Recorded information =>
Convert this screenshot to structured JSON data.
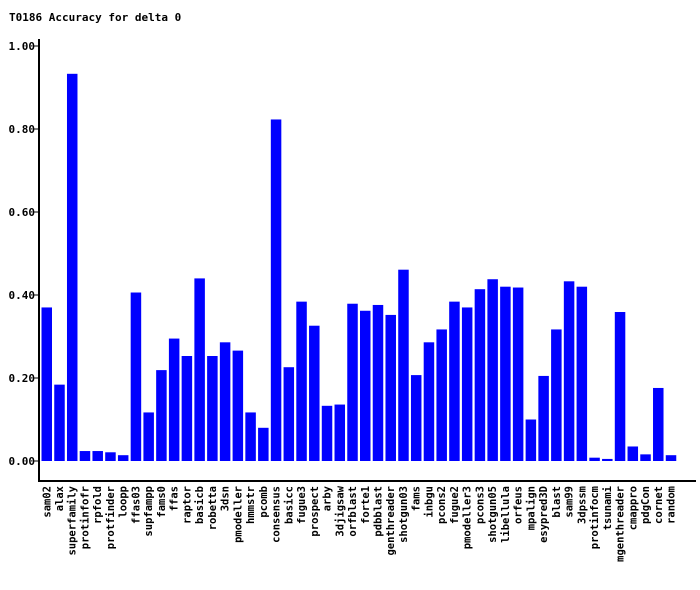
{
  "chart_data": {
    "type": "bar",
    "title": "T0186 Accuracy for delta 0",
    "xlabel": "",
    "ylabel": "",
    "ylim": [
      0,
      1
    ],
    "yticks": [
      "0.00",
      "0.20",
      "0.40",
      "0.60",
      "0.80",
      "1.00"
    ],
    "bar_color": "#0000ff",
    "categories": [
      "sam02",
      "alax",
      "superfamily",
      "protinfofr",
      "rpfold",
      "protfinder",
      "loopp",
      "ffas03",
      "supfampp",
      "fams0",
      "ffas",
      "raptor",
      "basicb",
      "robetta",
      "3dsn",
      "pmodeller",
      "hmmstr",
      "pcomb",
      "consensus",
      "basicc",
      "fugue3",
      "prospect",
      "arby",
      "3djigsaw",
      "orfblast",
      "forte1",
      "pdbblast",
      "genthreader",
      "shotgun03",
      "fams",
      "inbgu",
      "pcons2",
      "fugue2",
      "pmodeller3",
      "pcons3",
      "shotgun05",
      "libellula",
      "orfeus",
      "mpalign",
      "esypred3D",
      "blast",
      "sam99",
      "3dpssm",
      "protinfocm",
      "tsunami",
      "mgenthreader",
      "cmappro",
      "pdgCon",
      "cornet",
      "random"
    ],
    "values": [
      0.37,
      0.184,
      0.933,
      0.024,
      0.024,
      0.021,
      0.014,
      0.406,
      0.117,
      0.219,
      0.295,
      0.253,
      0.44,
      0.253,
      0.286,
      0.266,
      0.117,
      0.08,
      0.823,
      0.226,
      0.384,
      0.326,
      0.133,
      0.136,
      0.379,
      0.362,
      0.376,
      0.352,
      0.461,
      0.207,
      0.286,
      0.317,
      0.384,
      0.37,
      0.414,
      0.438,
      0.42,
      0.418,
      0.1,
      0.205,
      0.317,
      0.433,
      0.42,
      0.008,
      0.005,
      0.359,
      0.035,
      0.016,
      0.176,
      0.014
    ]
  }
}
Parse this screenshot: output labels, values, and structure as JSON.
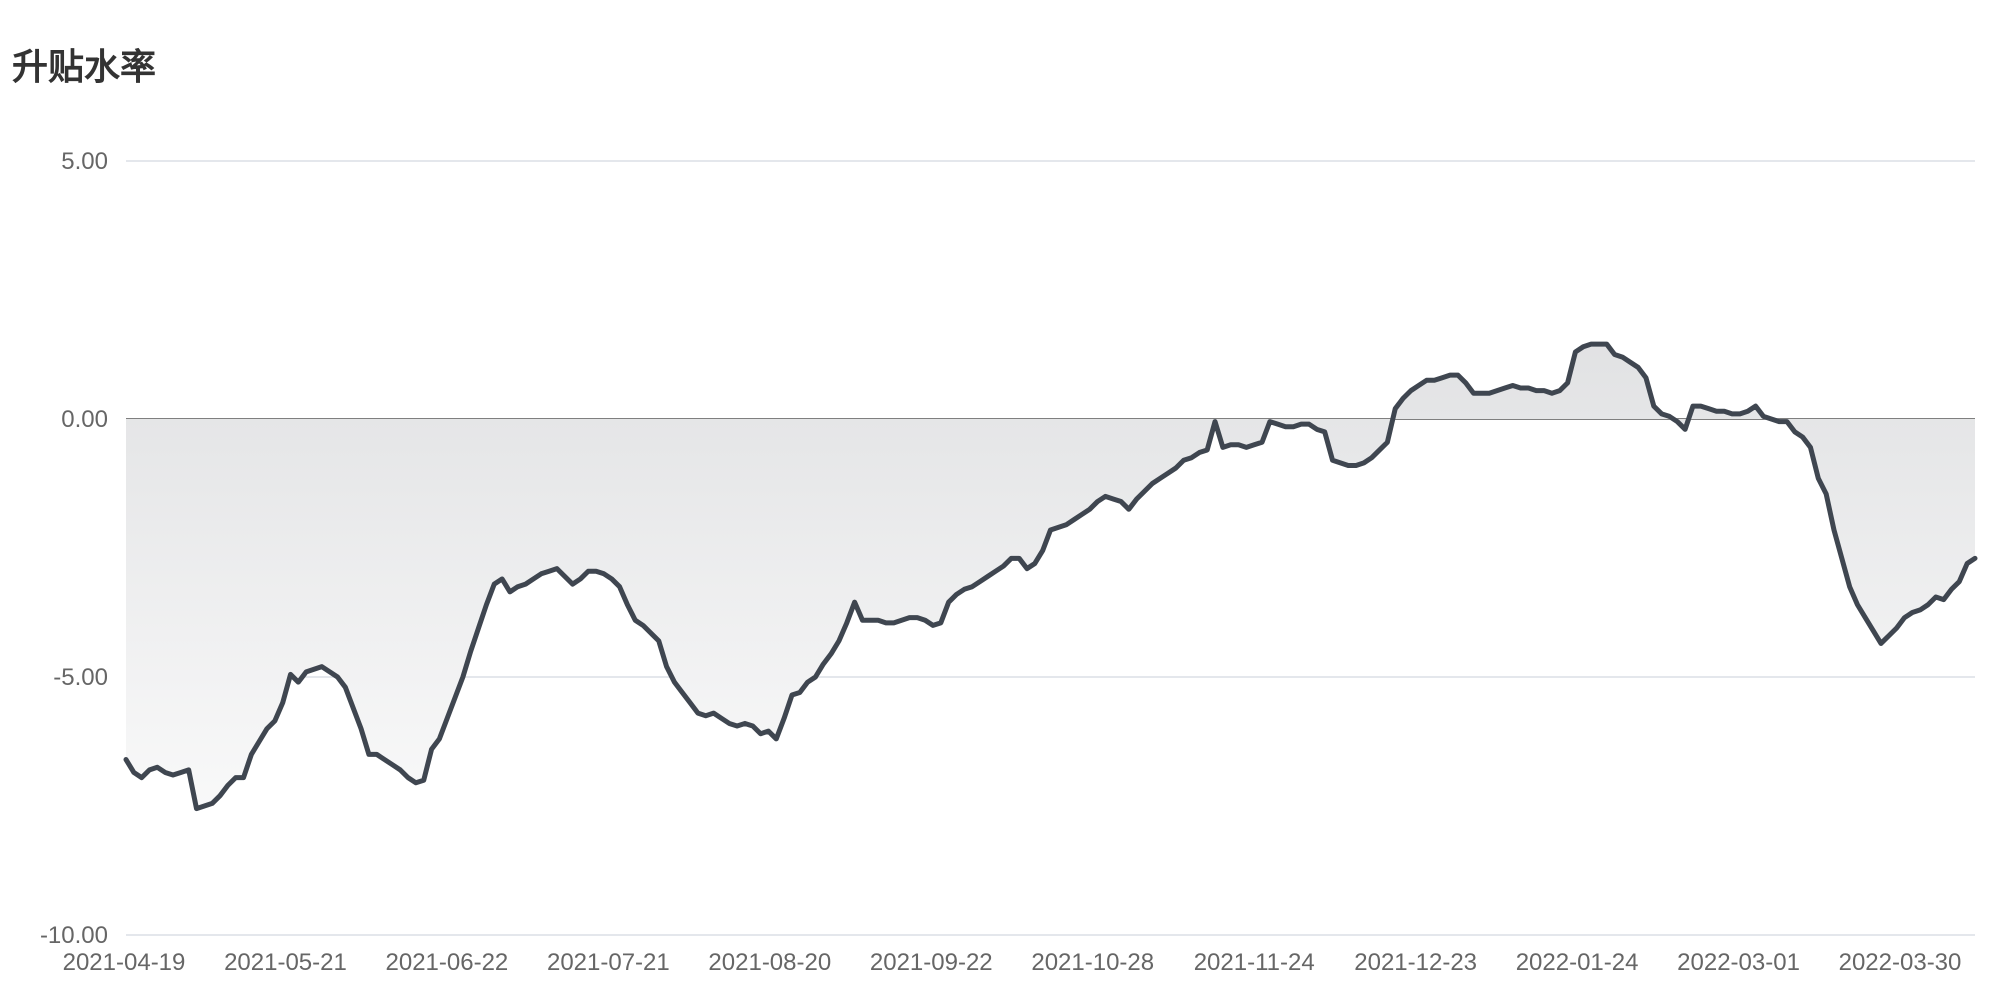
{
  "chart_data": {
    "type": "area",
    "title": "升贴水率",
    "xlabel": "",
    "ylabel": "",
    "ylim": [
      -10,
      5
    ],
    "yticks": [
      "5.00",
      "0.00",
      "-5.00",
      "-10.00"
    ],
    "ytick_values": [
      5,
      0,
      -5,
      -10
    ],
    "xticks": [
      "2021-04-19",
      "2021-05-21",
      "2021-06-22",
      "2021-07-21",
      "2021-08-20",
      "2021-09-22",
      "2021-10-28",
      "2021-11-24",
      "2021-12-23",
      "2022-01-24",
      "2022-03-01",
      "2022-03-30"
    ],
    "grid": true,
    "legend": "none",
    "colors": {
      "line": "#3f4650",
      "area_top": "#d8d9db",
      "area_bottom": "#ffffff",
      "grid": "#dcdfe6",
      "zero_line": "#555555"
    },
    "series": [
      {
        "values": [
          -6.6,
          -6.85,
          -6.95,
          -6.8,
          -6.75,
          -6.85,
          -6.9,
          -6.85,
          -6.8,
          -7.55,
          -7.5,
          -7.45,
          -7.3,
          -7.1,
          -6.95,
          -6.95,
          -6.5,
          -6.25,
          -6.0,
          -5.85,
          -5.5,
          -4.95,
          -5.1,
          -4.9,
          -4.85,
          -4.8,
          -4.9,
          -5.0,
          -5.2,
          -5.6,
          -6.0,
          -6.5,
          -6.5,
          -6.6,
          -6.7,
          -6.8,
          -6.95,
          -7.05,
          -7.0,
          -6.4,
          -6.2,
          -5.8,
          -5.4,
          -5.0,
          -4.5,
          -4.05,
          -3.6,
          -3.2,
          -3.1,
          -3.35,
          -3.25,
          -3.2,
          -3.1,
          -3.0,
          -2.95,
          -2.9,
          -3.05,
          -3.2,
          -3.1,
          -2.95,
          -2.95,
          -3.0,
          -3.1,
          -3.25,
          -3.6,
          -3.9,
          -4.0,
          -4.15,
          -4.3,
          -4.8,
          -5.1,
          -5.3,
          -5.5,
          -5.7,
          -5.75,
          -5.7,
          -5.8,
          -5.9,
          -5.95,
          -5.9,
          -5.95,
          -6.1,
          -6.05,
          -6.2,
          -5.8,
          -5.35,
          -5.3,
          -5.1,
          -5.0,
          -4.75,
          -4.55,
          -4.3,
          -3.95,
          -3.55,
          -3.9,
          -3.9,
          -3.9,
          -3.95,
          -3.95,
          -3.9,
          -3.85,
          -3.85,
          -3.9,
          -4.0,
          -3.95,
          -3.55,
          -3.4,
          -3.3,
          -3.25,
          -3.15,
          -3.05,
          -2.95,
          -2.85,
          -2.7,
          -2.7,
          -2.9,
          -2.8,
          -2.55,
          -2.15,
          -2.1,
          -2.05,
          -1.95,
          -1.85,
          -1.75,
          -1.6,
          -1.5,
          -1.55,
          -1.6,
          -1.75,
          -1.55,
          -1.4,
          -1.25,
          -1.15,
          -1.05,
          -0.95,
          -0.8,
          -0.75,
          -0.65,
          -0.6,
          -0.05,
          -0.55,
          -0.5,
          -0.5,
          -0.55,
          -0.5,
          -0.45,
          -0.05,
          -0.1,
          -0.15,
          -0.15,
          -0.1,
          -0.1,
          -0.2,
          -0.25,
          -0.8,
          -0.85,
          -0.9,
          -0.9,
          -0.85,
          -0.75,
          -0.6,
          -0.45,
          0.2,
          0.4,
          0.55,
          0.65,
          0.75,
          0.75,
          0.8,
          0.85,
          0.85,
          0.7,
          0.5,
          0.5,
          0.5,
          0.55,
          0.6,
          0.65,
          0.6,
          0.6,
          0.55,
          0.55,
          0.5,
          0.55,
          0.7,
          1.3,
          1.4,
          1.45,
          1.45,
          1.45,
          1.25,
          1.2,
          1.1,
          1.0,
          0.8,
          0.25,
          0.1,
          0.05,
          -0.05,
          -0.2,
          0.25,
          0.25,
          0.2,
          0.15,
          0.15,
          0.1,
          0.1,
          0.15,
          0.25,
          0.05,
          0.0,
          -0.05,
          -0.05,
          -0.25,
          -0.35,
          -0.55,
          -1.15,
          -1.45,
          -2.15,
          -2.7,
          -3.25,
          -3.6,
          -3.85,
          -4.1,
          -4.35,
          -4.2,
          -4.05,
          -3.85,
          -3.75,
          -3.7,
          -3.6,
          -3.45,
          -3.5,
          -3.3,
          -3.15,
          -2.8,
          -2.7
        ]
      }
    ]
  }
}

Short task => Would you set down the listing exactly, omitting pictures?

Reply to the task =>
Convert this screenshot to structured JSON data.
{
  "chart_data": {
    "type": "bar",
    "title": "T0186 Accuracy for delta 0",
    "xlabel": "",
    "ylabel": "",
    "ylim": [
      0,
      1
    ],
    "yticks": [
      "0.00",
      "0.20",
      "0.40",
      "0.60",
      "0.80",
      "1.00"
    ],
    "bar_color": "#0000ff",
    "categories": [
      "sam02",
      "alax",
      "superfamily",
      "protinfofr",
      "rpfold",
      "protfinder",
      "loopp",
      "ffas03",
      "supfampp",
      "fams0",
      "ffas",
      "raptor",
      "basicb",
      "robetta",
      "3dsn",
      "pmodeller",
      "hmmstr",
      "pcomb",
      "consensus",
      "basicc",
      "fugue3",
      "prospect",
      "arby",
      "3djigsaw",
      "orfblast",
      "forte1",
      "pdbblast",
      "genthreader",
      "shotgun03",
      "fams",
      "inbgu",
      "pcons2",
      "fugue2",
      "pmodeller3",
      "pcons3",
      "shotgun05",
      "libellula",
      "orfeus",
      "mpalign",
      "esypred3D",
      "blast",
      "sam99",
      "3dpssm",
      "protinfocm",
      "tsunami",
      "mgenthreader",
      "cmappro",
      "pdgCon",
      "cornet",
      "random"
    ],
    "values": [
      0.37,
      0.184,
      0.933,
      0.024,
      0.024,
      0.021,
      0.014,
      0.406,
      0.117,
      0.219,
      0.295,
      0.253,
      0.44,
      0.253,
      0.286,
      0.266,
      0.117,
      0.08,
      0.823,
      0.226,
      0.384,
      0.326,
      0.133,
      0.136,
      0.379,
      0.362,
      0.376,
      0.352,
      0.461,
      0.207,
      0.286,
      0.317,
      0.384,
      0.37,
      0.414,
      0.438,
      0.42,
      0.418,
      0.1,
      0.205,
      0.317,
      0.433,
      0.42,
      0.008,
      0.005,
      0.359,
      0.035,
      0.016,
      0.176,
      0.014
    ]
  }
}
Parse this screenshot: output labels, values, and structure as JSON.
{
  "chart_data": {
    "type": "area",
    "title": "升贴水率",
    "xlabel": "",
    "ylabel": "",
    "ylim": [
      -10,
      5
    ],
    "yticks": [
      "5.00",
      "0.00",
      "-5.00",
      "-10.00"
    ],
    "ytick_values": [
      5,
      0,
      -5,
      -10
    ],
    "xticks": [
      "2021-04-19",
      "2021-05-21",
      "2021-06-22",
      "2021-07-21",
      "2021-08-20",
      "2021-09-22",
      "2021-10-28",
      "2021-11-24",
      "2021-12-23",
      "2022-01-24",
      "2022-03-01",
      "2022-03-30"
    ],
    "grid": true,
    "legend": "none",
    "colors": {
      "line": "#3f4650",
      "area_top": "#d8d9db",
      "area_bottom": "#ffffff",
      "grid": "#dcdfe6",
      "zero_line": "#555555"
    },
    "series": [
      {
        "values": [
          -6.6,
          -6.85,
          -6.95,
          -6.8,
          -6.75,
          -6.85,
          -6.9,
          -6.85,
          -6.8,
          -7.55,
          -7.5,
          -7.45,
          -7.3,
          -7.1,
          -6.95,
          -6.95,
          -6.5,
          -6.25,
          -6.0,
          -5.85,
          -5.5,
          -4.95,
          -5.1,
          -4.9,
          -4.85,
          -4.8,
          -4.9,
          -5.0,
          -5.2,
          -5.6,
          -6.0,
          -6.5,
          -6.5,
          -6.6,
          -6.7,
          -6.8,
          -6.95,
          -7.05,
          -7.0,
          -6.4,
          -6.2,
          -5.8,
          -5.4,
          -5.0,
          -4.5,
          -4.05,
          -3.6,
          -3.2,
          -3.1,
          -3.35,
          -3.25,
          -3.2,
          -3.1,
          -3.0,
          -2.95,
          -2.9,
          -3.05,
          -3.2,
          -3.1,
          -2.95,
          -2.95,
          -3.0,
          -3.1,
          -3.25,
          -3.6,
          -3.9,
          -4.0,
          -4.15,
          -4.3,
          -4.8,
          -5.1,
          -5.3,
          -5.5,
          -5.7,
          -5.75,
          -5.7,
          -5.8,
          -5.9,
          -5.95,
          -5.9,
          -5.95,
          -6.1,
          -6.05,
          -6.2,
          -5.8,
          -5.35,
          -5.3,
          -5.1,
          -5.0,
          -4.75,
          -4.55,
          -4.3,
          -3.95,
          -3.55,
          -3.9,
          -3.9,
          -3.9,
          -3.95,
          -3.95,
          -3.9,
          -3.85,
          -3.85,
          -3.9,
          -4.0,
          -3.95,
          -3.55,
          -3.4,
          -3.3,
          -3.25,
          -3.15,
          -3.05,
          -2.95,
          -2.85,
          -2.7,
          -2.7,
          -2.9,
          -2.8,
          -2.55,
          -2.15,
          -2.1,
          -2.05,
          -1.95,
          -1.85,
          -1.75,
          -1.6,
          -1.5,
          -1.55,
          -1.6,
          -1.75,
          -1.55,
          -1.4,
          -1.25,
          -1.15,
          -1.05,
          -0.95,
          -0.8,
          -0.75,
          -0.65,
          -0.6,
          -0.05,
          -0.55,
          -0.5,
          -0.5,
          -0.55,
          -0.5,
          -0.45,
          -0.05,
          -0.1,
          -0.15,
          -0.15,
          -0.1,
          -0.1,
          -0.2,
          -0.25,
          -0.8,
          -0.85,
          -0.9,
          -0.9,
          -0.85,
          -0.75,
          -0.6,
          -0.45,
          0.2,
          0.4,
          0.55,
          0.65,
          0.75,
          0.75,
          0.8,
          0.85,
          0.85,
          0.7,
          0.5,
          0.5,
          0.5,
          0.55,
          0.6,
          0.65,
          0.6,
          0.6,
          0.55,
          0.55,
          0.5,
          0.55,
          0.7,
          1.3,
          1.4,
          1.45,
          1.45,
          1.45,
          1.25,
          1.2,
          1.1,
          1.0,
          0.8,
          0.25,
          0.1,
          0.05,
          -0.05,
          -0.2,
          0.25,
          0.25,
          0.2,
          0.15,
          0.15,
          0.1,
          0.1,
          0.15,
          0.25,
          0.05,
          0.0,
          -0.05,
          -0.05,
          -0.25,
          -0.35,
          -0.55,
          -1.15,
          -1.45,
          -2.15,
          -2.7,
          -3.25,
          -3.6,
          -3.85,
          -4.1,
          -4.35,
          -4.2,
          -4.05,
          -3.85,
          -3.75,
          -3.7,
          -3.6,
          -3.45,
          -3.5,
          -3.3,
          -3.15,
          -2.8,
          -2.7
        ]
      }
    ]
  }
}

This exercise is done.